## Recorded data

============================================================

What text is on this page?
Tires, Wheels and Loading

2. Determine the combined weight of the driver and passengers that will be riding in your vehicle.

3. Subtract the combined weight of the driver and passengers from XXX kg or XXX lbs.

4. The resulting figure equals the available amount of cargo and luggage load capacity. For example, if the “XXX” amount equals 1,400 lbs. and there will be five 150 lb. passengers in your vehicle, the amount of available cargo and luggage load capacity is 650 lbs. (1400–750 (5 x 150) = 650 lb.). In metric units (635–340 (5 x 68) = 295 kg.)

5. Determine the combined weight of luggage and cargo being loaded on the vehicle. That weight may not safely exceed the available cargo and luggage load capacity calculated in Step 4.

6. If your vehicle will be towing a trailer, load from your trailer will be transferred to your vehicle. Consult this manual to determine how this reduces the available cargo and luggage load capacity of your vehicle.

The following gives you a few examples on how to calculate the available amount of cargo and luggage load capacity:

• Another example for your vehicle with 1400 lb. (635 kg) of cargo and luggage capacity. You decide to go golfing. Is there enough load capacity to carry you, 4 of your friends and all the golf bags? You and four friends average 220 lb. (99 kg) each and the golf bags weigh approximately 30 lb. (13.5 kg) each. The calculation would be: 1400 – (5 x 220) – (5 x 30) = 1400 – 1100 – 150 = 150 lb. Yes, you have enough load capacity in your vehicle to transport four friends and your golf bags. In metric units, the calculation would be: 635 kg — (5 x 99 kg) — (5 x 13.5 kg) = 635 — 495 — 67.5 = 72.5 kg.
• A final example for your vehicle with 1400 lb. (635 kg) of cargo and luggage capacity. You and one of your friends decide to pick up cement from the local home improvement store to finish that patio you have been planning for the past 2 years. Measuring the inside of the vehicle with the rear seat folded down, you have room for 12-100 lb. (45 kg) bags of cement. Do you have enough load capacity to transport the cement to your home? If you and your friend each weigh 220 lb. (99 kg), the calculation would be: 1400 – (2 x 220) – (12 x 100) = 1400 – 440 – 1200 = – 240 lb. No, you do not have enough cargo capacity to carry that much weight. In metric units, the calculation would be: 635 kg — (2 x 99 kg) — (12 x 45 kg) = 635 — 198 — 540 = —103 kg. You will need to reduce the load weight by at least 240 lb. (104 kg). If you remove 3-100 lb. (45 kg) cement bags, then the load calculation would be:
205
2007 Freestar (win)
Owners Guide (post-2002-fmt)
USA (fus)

============================================================

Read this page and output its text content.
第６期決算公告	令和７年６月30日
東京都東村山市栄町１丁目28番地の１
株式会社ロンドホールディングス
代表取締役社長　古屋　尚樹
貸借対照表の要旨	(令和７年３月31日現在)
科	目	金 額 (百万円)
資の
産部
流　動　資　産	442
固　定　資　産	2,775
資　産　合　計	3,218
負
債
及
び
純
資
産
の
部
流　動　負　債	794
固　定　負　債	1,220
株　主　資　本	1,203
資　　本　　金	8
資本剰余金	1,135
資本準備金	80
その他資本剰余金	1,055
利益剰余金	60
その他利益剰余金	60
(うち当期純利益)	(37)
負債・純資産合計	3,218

============================================================

## TASK REQUIREMENTS
Make a copy of each line that contains the string "will".

## RESPONSE
2. Determine the combined weight of the driver and passengers that will be riding in your vehicle.
4. The resulting figure equals the available amount of cargo and luggage load capacity. For example, if the “XXX” amount equals 1,400 lbs. and there will be five 150 lb. passengers in your vehicle, the amount of available cargo and luggage load capacity is 650 lbs. (1400–750 (5 x 150) = 650 lb.). In metric units (635–340 (5 x 68) = 295 kg.)
6. If your vehicle will be towing a trailer, load from your trailer will be transferred to your vehicle. Consult this manual to determine how this reduces the available cargo and luggage load capacity of your vehicle.
• A final example for your vehicle with 1400 lb. (635 kg) of cargo and luggage capacity. You and one of your friends decide to pick up cement from the local home improvement store to finish that patio you have been planning for the past 2 years. Measuring the inside of the vehicle with the rear seat folded down, you have room for 12-100 lb. (45 kg) bags of cement. Do you have enough load capacity to transport the cement to your home? If you and your friend each weigh 220 lb. (99 kg), the calculation would be: 1400 – (2 x 220) – (12 x 100) = 1400 – 440 – 1200 = – 240 lb. No, you do not have enough cargo capacity to carry that much weight. In metric units, the calculation would be: 635 kg — (2 x 99 kg) — (12 x 45 kg) = 635 — 198 — 540 = —103 kg. You will need to reduce the load weight by at least 240 lb. (104 kg). If you remove 3-100 lb. (45 kg) cement bags, then the load calculation would be:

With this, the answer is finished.